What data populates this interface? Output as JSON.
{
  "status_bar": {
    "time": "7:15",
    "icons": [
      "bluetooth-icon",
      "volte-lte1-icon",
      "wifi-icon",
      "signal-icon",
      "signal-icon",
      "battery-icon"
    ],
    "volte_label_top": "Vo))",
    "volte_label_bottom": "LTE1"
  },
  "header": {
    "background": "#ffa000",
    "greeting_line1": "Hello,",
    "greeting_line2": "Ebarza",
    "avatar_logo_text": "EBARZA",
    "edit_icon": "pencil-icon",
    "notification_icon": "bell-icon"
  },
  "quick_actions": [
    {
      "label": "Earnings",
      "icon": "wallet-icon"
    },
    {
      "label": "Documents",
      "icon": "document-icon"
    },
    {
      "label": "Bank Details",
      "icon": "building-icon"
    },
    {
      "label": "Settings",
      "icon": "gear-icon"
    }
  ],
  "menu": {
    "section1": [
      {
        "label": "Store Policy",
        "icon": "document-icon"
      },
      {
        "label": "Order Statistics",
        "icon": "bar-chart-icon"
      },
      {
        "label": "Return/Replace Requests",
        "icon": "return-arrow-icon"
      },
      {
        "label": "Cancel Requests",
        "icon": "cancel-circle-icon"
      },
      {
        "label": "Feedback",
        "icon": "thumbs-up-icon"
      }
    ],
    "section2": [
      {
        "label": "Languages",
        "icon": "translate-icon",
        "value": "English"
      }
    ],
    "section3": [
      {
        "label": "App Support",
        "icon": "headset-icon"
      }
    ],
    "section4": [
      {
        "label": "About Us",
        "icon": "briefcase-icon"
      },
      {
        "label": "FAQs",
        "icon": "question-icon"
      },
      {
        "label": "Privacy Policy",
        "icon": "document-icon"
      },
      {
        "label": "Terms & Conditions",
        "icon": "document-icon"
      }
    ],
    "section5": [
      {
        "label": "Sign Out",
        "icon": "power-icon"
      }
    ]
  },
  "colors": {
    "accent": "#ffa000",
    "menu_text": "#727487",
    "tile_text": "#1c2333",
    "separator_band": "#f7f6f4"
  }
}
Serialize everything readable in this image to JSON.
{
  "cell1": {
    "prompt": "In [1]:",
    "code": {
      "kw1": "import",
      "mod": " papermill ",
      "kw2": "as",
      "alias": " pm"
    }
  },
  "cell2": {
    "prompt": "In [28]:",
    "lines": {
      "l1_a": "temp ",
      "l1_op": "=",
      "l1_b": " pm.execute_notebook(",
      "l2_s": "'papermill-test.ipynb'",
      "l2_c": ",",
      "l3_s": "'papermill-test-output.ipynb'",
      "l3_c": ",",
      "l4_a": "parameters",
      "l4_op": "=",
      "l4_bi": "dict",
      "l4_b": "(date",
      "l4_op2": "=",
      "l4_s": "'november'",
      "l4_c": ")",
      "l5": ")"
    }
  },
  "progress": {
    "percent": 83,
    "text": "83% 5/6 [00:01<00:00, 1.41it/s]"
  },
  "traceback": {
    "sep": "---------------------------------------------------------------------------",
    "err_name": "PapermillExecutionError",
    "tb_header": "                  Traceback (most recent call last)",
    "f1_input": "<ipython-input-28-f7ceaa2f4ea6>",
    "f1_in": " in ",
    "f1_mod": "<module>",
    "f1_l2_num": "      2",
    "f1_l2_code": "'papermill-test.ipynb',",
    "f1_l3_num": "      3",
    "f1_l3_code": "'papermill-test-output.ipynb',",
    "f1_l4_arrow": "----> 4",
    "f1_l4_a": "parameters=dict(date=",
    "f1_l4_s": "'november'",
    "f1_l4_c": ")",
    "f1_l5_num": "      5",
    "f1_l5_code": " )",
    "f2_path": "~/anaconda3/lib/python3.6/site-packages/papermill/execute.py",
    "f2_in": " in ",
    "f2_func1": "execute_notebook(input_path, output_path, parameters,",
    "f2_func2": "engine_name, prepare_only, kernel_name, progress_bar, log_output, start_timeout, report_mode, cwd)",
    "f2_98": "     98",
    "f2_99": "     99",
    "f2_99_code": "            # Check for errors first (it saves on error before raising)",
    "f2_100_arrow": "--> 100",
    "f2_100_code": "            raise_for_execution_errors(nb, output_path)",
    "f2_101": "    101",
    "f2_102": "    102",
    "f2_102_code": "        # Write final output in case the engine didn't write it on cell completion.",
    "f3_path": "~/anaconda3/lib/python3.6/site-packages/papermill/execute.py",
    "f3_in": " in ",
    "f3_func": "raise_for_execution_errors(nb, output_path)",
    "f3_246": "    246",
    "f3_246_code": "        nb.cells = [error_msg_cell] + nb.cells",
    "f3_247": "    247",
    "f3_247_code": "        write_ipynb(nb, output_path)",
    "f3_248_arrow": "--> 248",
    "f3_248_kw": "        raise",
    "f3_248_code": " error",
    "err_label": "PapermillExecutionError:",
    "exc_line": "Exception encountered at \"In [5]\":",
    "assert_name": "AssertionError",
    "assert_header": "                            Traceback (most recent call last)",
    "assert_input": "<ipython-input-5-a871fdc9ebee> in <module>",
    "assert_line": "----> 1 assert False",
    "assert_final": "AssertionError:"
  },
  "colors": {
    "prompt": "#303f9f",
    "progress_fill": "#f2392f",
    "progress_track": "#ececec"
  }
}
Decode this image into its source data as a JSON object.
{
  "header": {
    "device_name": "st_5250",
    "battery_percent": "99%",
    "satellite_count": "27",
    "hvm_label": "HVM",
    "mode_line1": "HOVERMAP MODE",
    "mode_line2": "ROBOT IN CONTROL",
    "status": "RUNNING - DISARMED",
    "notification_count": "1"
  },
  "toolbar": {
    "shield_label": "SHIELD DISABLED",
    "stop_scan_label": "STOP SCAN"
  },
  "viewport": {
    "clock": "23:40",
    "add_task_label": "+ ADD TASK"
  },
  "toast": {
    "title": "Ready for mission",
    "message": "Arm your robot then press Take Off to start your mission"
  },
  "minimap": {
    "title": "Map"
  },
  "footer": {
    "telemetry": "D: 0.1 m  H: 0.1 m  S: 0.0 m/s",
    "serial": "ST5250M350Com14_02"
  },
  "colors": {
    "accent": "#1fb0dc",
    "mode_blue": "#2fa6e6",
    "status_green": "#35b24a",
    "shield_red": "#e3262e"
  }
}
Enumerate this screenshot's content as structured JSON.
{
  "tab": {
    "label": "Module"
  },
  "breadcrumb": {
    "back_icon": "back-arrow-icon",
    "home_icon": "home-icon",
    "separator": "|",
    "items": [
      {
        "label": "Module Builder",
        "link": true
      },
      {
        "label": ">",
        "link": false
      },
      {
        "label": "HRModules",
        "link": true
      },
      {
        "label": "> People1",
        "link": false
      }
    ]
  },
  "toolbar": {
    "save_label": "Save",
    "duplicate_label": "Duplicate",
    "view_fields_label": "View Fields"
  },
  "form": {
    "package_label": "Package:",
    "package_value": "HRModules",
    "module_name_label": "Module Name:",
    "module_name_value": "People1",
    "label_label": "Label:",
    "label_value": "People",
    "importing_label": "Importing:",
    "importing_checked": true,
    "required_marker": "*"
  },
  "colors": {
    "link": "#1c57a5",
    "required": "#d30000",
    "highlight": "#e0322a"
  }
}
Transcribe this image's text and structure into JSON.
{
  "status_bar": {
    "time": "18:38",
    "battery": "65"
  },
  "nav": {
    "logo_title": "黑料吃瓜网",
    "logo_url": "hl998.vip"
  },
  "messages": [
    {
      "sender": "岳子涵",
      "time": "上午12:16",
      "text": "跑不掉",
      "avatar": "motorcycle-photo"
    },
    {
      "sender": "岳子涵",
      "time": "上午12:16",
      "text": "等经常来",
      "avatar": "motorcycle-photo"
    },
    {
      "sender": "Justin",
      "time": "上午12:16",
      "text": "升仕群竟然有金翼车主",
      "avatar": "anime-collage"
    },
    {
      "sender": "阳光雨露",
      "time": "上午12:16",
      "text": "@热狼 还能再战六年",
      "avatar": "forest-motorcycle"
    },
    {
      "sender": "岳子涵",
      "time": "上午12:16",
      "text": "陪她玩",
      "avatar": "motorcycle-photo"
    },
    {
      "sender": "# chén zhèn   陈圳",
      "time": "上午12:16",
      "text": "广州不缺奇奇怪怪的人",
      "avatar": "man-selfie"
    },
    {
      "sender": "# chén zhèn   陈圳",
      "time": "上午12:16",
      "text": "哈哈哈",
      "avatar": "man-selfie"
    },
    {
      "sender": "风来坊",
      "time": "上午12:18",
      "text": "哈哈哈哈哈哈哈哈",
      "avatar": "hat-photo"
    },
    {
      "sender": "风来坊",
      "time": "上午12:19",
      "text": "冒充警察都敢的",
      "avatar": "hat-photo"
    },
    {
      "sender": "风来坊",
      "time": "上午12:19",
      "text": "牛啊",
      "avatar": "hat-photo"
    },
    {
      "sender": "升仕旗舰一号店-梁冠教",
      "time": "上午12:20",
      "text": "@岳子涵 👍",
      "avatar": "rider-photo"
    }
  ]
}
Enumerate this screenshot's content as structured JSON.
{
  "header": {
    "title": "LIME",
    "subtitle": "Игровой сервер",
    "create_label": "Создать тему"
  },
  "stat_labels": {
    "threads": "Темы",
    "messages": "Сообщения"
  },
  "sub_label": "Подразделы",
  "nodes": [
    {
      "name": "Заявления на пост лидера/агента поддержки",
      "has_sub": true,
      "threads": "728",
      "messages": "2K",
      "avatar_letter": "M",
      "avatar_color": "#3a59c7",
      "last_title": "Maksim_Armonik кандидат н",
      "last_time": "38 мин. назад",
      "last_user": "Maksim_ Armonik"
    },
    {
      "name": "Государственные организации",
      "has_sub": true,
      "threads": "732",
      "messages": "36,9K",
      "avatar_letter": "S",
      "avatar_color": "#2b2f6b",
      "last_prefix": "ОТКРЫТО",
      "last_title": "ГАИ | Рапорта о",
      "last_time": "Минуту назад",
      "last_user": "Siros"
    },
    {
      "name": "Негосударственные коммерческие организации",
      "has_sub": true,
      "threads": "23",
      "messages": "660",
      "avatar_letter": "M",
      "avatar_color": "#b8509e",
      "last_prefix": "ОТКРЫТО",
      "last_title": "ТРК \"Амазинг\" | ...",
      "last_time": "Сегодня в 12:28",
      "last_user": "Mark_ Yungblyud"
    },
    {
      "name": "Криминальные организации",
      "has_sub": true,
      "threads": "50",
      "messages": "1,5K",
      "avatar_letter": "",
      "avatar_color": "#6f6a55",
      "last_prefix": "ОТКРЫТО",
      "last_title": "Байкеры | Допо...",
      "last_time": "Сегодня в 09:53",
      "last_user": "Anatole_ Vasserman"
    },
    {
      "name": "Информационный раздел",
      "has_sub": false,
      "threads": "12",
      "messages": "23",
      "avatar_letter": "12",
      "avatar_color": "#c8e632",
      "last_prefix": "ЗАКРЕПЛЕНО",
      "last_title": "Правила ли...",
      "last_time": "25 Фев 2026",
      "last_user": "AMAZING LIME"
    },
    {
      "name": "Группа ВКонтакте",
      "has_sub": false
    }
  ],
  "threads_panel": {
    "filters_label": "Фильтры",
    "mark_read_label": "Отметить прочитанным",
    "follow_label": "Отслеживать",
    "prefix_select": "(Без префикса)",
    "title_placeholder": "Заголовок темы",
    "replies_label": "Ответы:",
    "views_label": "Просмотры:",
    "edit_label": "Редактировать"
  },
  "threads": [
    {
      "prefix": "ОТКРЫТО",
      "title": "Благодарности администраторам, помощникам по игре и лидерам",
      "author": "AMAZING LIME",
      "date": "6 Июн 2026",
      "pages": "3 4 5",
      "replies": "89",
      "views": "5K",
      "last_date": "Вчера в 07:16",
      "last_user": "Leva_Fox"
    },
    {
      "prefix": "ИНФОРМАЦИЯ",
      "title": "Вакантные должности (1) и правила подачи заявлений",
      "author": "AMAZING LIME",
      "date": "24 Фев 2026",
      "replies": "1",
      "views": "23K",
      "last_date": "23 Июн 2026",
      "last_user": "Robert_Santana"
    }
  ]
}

________

## GIVEN INSTRUCTION
Search the entries for "site" and copy out each line that has it.

## EXERCISE RESPONSE
    "f2_path": "~/anaconda3/lib/python3.6/site-packages/papermill/execute.py",
    "f3_path": "~/anaconda3/lib/python3.6/site-packages/papermill/execute.py",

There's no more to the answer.